▸ **Data excerpts**

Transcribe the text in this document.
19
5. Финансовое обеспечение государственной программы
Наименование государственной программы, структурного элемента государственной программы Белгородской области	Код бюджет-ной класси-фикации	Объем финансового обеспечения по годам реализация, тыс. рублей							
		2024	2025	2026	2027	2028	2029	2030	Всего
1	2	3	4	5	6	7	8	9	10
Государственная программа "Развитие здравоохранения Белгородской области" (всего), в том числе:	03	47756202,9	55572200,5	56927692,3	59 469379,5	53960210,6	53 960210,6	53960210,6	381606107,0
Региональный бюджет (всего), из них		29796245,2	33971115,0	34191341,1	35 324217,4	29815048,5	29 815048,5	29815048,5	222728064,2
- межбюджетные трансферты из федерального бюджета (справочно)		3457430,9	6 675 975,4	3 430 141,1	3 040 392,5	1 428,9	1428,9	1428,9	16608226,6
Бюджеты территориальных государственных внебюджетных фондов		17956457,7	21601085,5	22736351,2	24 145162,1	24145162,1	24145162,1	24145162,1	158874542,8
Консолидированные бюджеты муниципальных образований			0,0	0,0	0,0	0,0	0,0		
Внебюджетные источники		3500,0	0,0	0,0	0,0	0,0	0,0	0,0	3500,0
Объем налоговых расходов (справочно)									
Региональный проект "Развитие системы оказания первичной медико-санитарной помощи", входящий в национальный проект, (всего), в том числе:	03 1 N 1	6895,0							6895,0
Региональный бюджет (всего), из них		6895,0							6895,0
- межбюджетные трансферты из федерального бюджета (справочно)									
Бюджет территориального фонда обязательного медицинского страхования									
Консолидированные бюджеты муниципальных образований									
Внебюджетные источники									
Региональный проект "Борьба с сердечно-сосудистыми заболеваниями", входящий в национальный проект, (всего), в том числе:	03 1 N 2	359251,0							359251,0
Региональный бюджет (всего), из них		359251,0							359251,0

==

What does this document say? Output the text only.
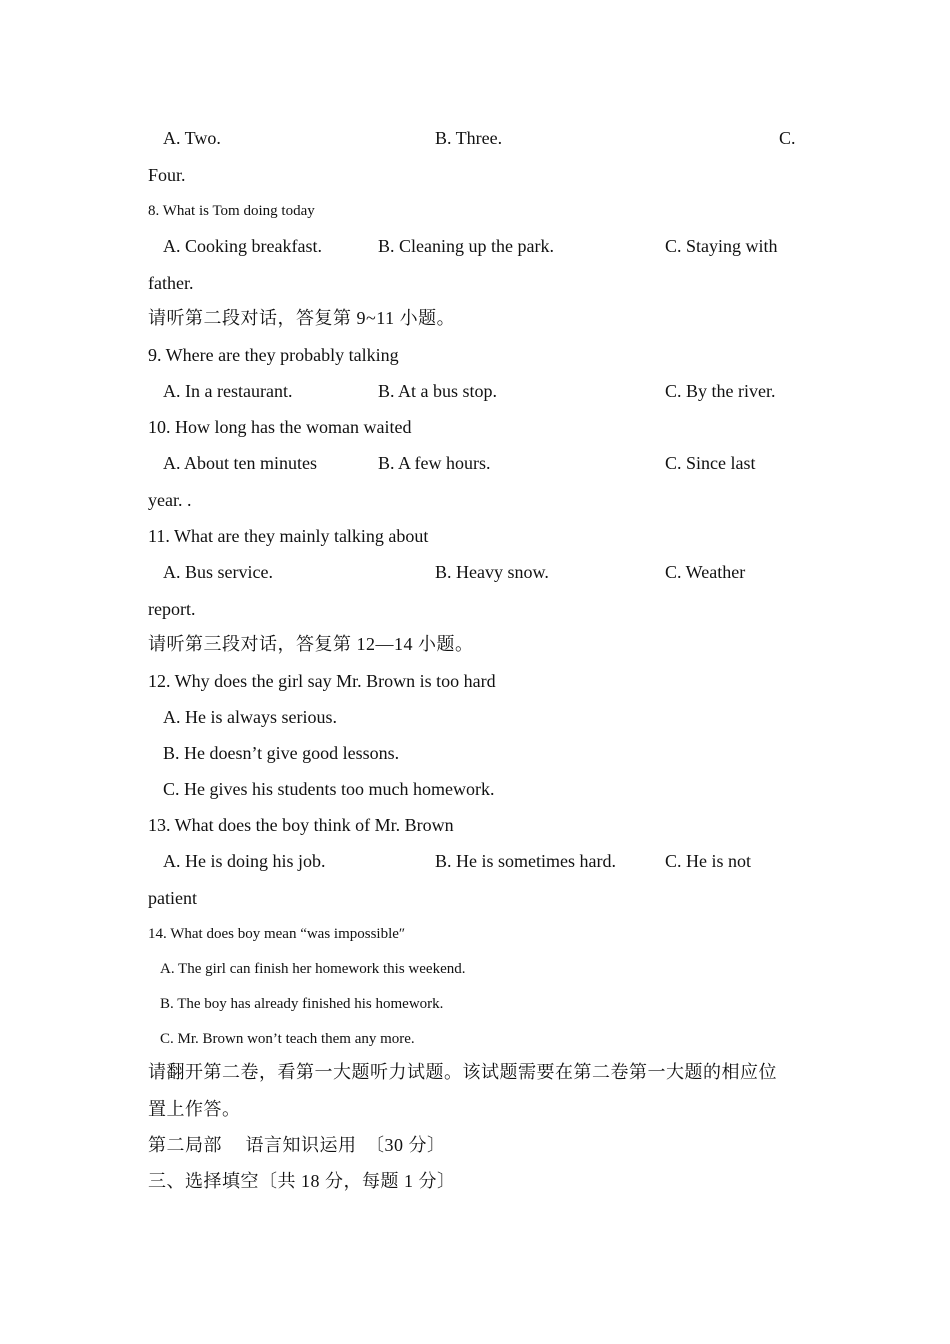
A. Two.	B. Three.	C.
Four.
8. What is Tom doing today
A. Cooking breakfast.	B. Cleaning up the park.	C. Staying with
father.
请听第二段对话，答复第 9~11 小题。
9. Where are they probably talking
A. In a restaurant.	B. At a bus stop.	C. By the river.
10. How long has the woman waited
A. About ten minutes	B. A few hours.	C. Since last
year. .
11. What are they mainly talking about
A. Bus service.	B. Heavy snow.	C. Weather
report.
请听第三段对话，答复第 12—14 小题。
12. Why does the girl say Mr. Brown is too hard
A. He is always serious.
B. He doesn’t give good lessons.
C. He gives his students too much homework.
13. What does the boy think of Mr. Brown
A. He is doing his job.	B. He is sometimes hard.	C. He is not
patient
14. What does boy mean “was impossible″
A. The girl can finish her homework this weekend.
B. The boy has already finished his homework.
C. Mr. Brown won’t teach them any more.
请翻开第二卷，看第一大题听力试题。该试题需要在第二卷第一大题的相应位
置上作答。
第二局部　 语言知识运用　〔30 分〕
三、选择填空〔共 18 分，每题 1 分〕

* * *

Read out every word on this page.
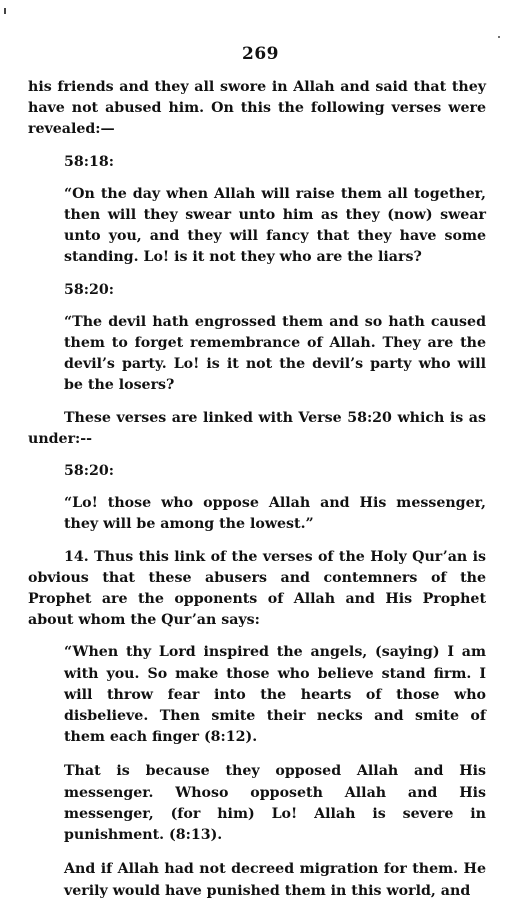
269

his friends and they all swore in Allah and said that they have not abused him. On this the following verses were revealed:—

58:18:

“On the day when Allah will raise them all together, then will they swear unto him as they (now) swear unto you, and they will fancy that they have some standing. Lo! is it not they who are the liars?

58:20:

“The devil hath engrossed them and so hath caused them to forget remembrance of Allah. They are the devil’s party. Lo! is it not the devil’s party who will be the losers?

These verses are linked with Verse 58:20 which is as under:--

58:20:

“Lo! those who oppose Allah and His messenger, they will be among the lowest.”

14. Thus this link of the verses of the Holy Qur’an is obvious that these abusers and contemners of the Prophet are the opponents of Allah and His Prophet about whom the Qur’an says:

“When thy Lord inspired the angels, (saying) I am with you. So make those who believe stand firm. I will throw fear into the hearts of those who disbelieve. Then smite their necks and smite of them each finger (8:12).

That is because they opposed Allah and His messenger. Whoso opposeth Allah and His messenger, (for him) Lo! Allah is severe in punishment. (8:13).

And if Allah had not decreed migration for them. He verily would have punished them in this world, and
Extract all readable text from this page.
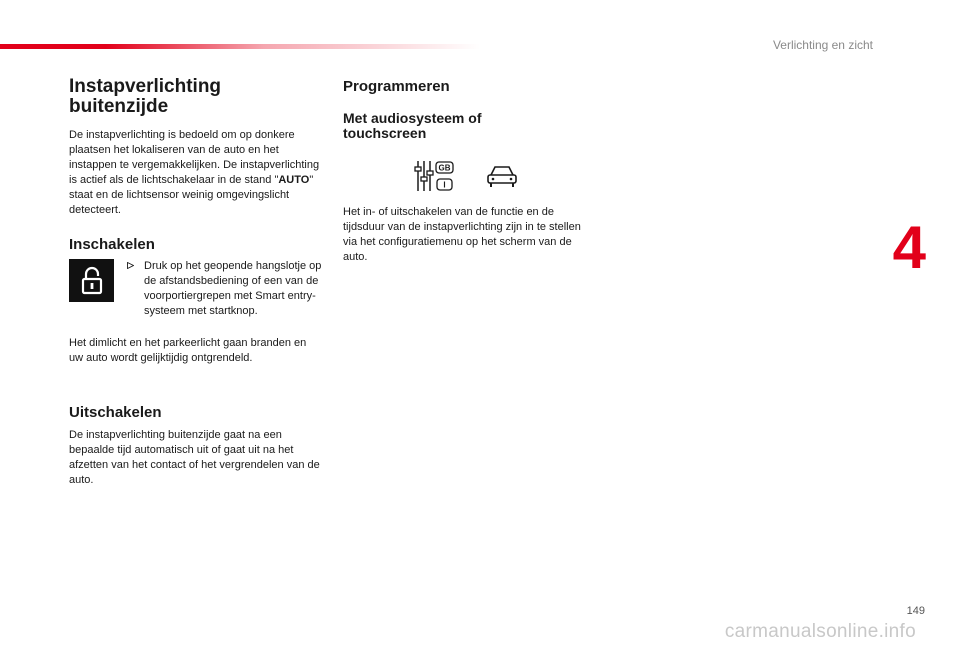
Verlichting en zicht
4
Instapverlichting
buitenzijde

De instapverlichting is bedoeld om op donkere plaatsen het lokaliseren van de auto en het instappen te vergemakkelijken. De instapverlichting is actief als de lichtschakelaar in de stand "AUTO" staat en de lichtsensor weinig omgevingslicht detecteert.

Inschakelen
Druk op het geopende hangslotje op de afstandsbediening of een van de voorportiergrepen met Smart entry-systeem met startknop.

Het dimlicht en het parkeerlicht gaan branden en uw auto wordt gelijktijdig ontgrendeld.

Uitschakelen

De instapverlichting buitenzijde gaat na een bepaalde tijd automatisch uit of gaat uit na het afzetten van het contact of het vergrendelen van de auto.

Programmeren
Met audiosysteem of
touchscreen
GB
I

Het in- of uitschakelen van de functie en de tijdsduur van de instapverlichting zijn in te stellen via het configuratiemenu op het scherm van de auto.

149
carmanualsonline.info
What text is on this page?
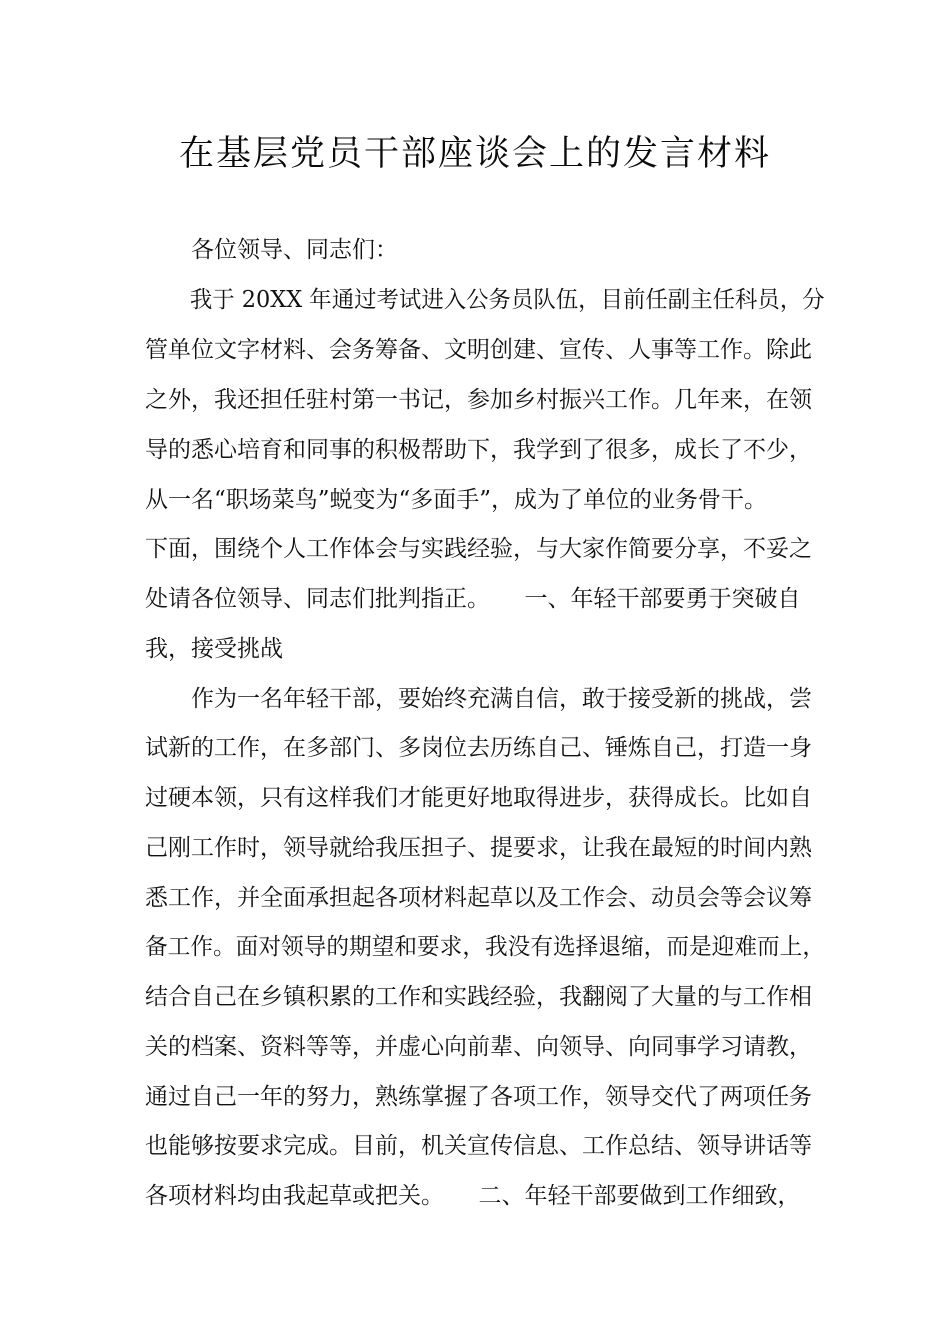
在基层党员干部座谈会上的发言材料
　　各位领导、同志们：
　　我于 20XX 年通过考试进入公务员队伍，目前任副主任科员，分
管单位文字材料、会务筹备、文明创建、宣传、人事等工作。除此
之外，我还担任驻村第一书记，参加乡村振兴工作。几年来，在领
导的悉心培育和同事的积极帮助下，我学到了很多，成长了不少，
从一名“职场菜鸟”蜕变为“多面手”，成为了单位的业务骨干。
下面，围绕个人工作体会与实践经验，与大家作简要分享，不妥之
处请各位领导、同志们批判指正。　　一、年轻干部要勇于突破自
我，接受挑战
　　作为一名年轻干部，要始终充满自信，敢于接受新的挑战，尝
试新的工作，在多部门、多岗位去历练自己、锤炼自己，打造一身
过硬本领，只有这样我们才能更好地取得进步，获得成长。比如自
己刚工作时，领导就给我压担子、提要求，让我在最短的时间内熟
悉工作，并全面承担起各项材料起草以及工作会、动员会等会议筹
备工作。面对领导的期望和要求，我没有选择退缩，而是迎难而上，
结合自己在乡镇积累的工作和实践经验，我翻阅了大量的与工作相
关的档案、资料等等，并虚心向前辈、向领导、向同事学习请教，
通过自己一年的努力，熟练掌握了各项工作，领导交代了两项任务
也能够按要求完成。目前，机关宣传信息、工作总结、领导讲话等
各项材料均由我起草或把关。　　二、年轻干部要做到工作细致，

▸ **Prompt**
Find the lines above that include the string "Региональный" and copy them.

▸ **Task result**
Региональный бюджет (всего), из них		29796245,2	33971115,0	34191341,1	35 324217,4	29815048,5	29 815048,5	29815048,5	222728064,2
Региональный проект "Развитие системы оказания первичной медико-санитарной помощи", входящий в национальный проект, (всего), в том числе:	03 1 N 1	6895,0							6895,0
Региональный бюджет (всего), из них		6895,0							6895,0
Региональный проект "Борьба с сердечно-сосудистыми заболеваниями", входящий в национальный проект, (всего), в том числе:	03 1 N 2	359251,0							359251,0
Региональный бюджет (всего), из них		359251,0							359251,0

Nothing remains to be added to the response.